What to work on
Filter the entries down to the lines holding "angegebene", then copy those lines.

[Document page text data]
+ + + + + + +

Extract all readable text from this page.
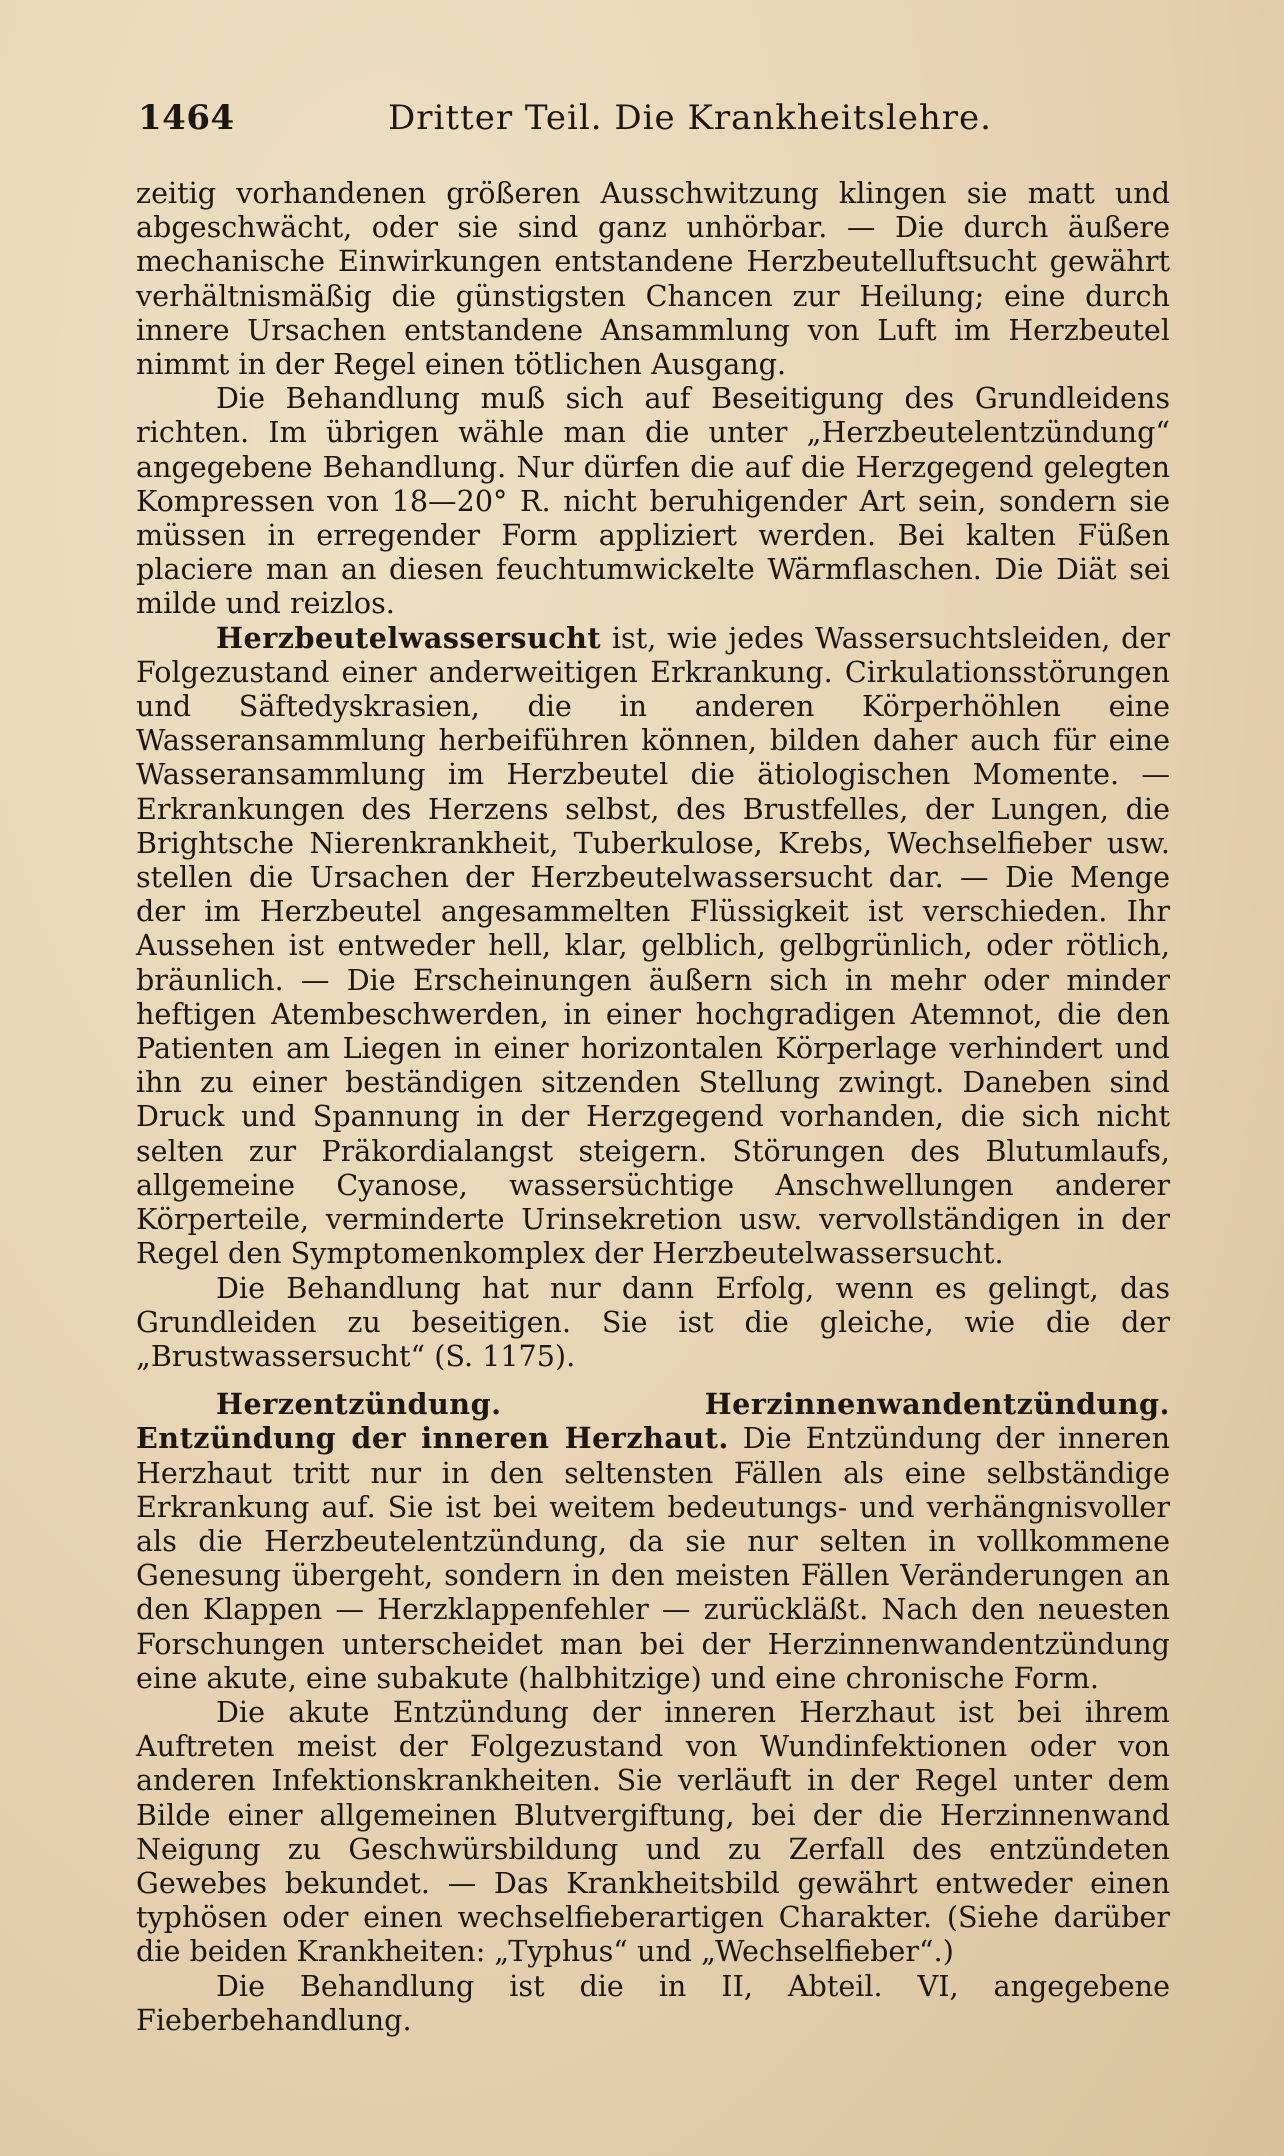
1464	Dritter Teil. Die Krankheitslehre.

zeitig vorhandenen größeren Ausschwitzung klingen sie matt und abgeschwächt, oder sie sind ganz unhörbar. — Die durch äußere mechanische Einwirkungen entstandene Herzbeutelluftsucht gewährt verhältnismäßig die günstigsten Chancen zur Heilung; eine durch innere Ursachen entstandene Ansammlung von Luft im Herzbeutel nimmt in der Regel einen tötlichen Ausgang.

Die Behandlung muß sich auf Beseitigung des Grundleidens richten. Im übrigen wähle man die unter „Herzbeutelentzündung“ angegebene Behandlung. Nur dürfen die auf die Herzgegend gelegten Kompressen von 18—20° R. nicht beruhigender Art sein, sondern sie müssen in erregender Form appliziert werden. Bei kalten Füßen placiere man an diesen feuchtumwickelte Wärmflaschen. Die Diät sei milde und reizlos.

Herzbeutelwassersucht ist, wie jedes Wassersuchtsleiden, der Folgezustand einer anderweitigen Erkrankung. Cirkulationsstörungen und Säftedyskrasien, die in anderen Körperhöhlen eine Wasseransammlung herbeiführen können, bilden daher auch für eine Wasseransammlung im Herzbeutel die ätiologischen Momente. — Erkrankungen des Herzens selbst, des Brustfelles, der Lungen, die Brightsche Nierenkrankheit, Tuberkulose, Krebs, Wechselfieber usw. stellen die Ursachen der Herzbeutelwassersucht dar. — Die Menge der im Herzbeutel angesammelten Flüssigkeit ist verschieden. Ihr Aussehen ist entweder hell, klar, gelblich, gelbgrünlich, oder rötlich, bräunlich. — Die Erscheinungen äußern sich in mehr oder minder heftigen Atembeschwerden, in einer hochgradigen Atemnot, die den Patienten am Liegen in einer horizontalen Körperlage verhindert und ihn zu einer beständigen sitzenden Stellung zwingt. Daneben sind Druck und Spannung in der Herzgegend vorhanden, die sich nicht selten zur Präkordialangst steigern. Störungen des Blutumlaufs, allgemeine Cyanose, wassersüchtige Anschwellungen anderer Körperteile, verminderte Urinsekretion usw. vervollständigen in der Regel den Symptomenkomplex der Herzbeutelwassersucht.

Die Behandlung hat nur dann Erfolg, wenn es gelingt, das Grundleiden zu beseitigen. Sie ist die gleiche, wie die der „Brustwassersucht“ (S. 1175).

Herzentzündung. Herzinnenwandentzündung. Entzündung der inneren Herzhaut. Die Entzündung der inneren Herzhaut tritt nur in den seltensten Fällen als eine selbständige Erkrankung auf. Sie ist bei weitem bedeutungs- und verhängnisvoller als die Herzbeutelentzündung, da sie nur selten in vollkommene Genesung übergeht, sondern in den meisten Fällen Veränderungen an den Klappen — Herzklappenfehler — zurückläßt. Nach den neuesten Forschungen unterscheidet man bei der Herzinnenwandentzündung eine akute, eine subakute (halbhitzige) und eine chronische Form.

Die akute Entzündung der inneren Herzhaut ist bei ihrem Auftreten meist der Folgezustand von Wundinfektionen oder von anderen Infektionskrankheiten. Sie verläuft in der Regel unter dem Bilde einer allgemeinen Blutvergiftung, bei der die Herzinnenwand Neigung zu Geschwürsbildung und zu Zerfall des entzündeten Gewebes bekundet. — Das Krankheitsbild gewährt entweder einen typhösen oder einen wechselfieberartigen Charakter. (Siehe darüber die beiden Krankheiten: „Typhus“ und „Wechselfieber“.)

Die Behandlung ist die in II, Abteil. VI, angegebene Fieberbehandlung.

+ + + + + + +

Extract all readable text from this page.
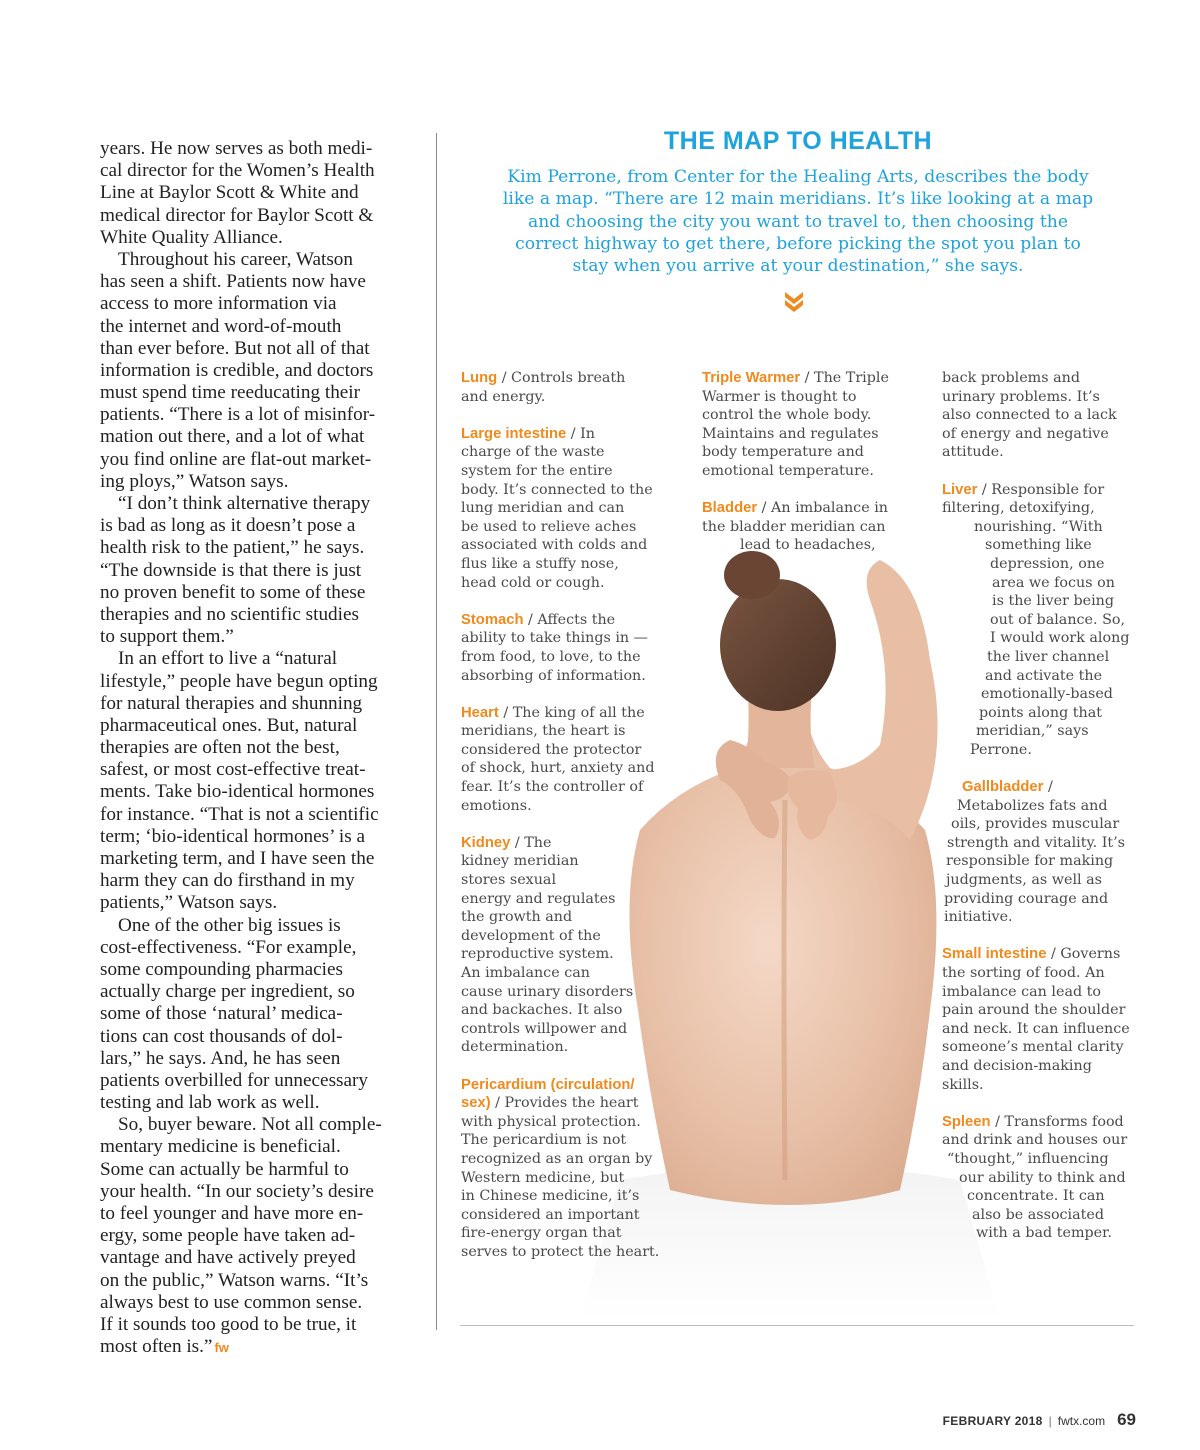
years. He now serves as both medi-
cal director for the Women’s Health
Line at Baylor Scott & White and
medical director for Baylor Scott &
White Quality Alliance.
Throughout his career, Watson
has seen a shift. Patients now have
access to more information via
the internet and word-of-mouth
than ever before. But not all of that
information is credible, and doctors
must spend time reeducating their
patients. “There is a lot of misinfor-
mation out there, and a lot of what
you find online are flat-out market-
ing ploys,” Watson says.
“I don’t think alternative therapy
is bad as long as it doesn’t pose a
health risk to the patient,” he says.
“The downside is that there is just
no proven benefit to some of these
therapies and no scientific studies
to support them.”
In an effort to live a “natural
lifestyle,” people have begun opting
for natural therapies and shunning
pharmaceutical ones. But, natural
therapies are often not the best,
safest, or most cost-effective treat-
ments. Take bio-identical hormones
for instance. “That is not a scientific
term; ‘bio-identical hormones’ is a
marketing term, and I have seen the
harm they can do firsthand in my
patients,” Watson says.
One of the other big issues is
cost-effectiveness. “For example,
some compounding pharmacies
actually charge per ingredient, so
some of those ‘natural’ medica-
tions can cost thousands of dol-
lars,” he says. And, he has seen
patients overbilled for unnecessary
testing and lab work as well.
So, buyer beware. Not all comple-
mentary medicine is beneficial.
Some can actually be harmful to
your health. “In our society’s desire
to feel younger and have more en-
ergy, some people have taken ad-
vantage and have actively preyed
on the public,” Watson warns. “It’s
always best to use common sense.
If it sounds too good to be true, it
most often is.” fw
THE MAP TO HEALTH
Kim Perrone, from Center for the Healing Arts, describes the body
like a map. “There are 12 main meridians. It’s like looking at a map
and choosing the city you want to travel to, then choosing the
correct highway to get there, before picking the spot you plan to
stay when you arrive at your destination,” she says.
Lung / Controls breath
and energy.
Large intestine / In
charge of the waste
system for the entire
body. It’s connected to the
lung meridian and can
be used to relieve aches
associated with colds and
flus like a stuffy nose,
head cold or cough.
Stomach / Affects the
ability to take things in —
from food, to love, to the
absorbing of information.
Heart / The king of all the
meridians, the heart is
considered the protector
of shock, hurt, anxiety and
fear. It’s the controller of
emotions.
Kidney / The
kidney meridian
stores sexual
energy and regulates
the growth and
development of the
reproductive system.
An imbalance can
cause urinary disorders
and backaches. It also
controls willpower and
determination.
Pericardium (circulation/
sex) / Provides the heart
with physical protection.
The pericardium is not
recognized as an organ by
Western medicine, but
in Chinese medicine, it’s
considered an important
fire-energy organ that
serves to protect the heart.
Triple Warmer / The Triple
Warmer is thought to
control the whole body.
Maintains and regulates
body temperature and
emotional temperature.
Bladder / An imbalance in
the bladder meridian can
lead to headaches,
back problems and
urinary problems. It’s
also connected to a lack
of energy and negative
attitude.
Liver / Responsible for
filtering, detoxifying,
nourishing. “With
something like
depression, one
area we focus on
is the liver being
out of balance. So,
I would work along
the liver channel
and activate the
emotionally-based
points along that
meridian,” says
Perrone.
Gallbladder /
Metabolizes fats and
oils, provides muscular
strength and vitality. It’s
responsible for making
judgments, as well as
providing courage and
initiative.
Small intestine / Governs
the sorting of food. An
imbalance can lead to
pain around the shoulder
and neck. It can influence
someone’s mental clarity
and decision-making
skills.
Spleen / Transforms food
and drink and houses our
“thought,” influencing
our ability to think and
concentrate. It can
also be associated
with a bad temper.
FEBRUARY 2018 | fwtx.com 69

+ + + + + + +

Solution for this problem
Die Behandlung muß sich auf Beseitigung des Grundleidens richten. Im übrigen wähle man die unter „Herzbeutelentzündung“ angegebene Behandlung. Nur dürfen die auf die Herzgegend gelegten Kompressen von 18—20° R. nicht beruhigender Art sein, sondern sie müssen in erregender Form appliziert werden. Bei kalten Füßen placiere man an diesen feuchtumwickelte Wärmflaschen. Die Diät sei milde und reizlos.
Die Behandlung ist die in II, Abteil. VI, angegebene Fieberbehandlung.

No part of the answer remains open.